** start Items **

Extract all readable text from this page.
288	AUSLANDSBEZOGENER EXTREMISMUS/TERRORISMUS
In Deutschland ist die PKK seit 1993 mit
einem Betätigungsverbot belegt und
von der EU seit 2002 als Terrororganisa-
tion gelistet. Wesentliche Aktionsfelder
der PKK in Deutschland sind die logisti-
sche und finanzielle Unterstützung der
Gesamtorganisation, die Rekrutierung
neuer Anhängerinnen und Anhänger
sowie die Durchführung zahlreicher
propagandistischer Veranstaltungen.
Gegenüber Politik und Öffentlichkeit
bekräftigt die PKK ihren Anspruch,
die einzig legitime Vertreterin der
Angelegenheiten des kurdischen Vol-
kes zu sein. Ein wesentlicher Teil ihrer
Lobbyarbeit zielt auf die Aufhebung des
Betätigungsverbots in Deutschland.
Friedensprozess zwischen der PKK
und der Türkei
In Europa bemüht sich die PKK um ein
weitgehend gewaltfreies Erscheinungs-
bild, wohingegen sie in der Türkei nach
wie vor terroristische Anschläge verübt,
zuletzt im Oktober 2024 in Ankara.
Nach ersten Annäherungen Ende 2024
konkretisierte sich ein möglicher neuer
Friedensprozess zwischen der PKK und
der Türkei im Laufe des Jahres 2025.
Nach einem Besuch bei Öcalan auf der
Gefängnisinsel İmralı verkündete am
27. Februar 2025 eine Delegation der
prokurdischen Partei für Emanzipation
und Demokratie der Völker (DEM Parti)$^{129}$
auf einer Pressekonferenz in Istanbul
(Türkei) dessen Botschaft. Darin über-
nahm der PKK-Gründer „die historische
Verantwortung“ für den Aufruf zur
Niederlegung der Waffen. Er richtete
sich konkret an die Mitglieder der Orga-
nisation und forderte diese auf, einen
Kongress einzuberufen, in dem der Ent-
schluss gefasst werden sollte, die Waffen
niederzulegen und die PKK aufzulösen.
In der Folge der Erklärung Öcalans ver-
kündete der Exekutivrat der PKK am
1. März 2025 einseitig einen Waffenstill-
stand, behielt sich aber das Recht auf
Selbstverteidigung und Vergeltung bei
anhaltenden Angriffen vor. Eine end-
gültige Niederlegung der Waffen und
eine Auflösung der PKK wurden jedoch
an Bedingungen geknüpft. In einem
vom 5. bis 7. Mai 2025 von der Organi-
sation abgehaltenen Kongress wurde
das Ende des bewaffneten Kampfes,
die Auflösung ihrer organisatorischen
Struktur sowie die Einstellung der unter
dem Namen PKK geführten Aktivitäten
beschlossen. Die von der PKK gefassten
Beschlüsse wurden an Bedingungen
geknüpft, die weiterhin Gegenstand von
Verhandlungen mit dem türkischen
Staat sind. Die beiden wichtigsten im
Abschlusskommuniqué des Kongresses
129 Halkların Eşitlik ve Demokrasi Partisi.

** end Items **

Problem statement: Find the lines above holding the word "Bedingungen" and show them.

The completed task:
an Bedingungen geknüpft. In einem
Beschlüsse wurden an Bedingungen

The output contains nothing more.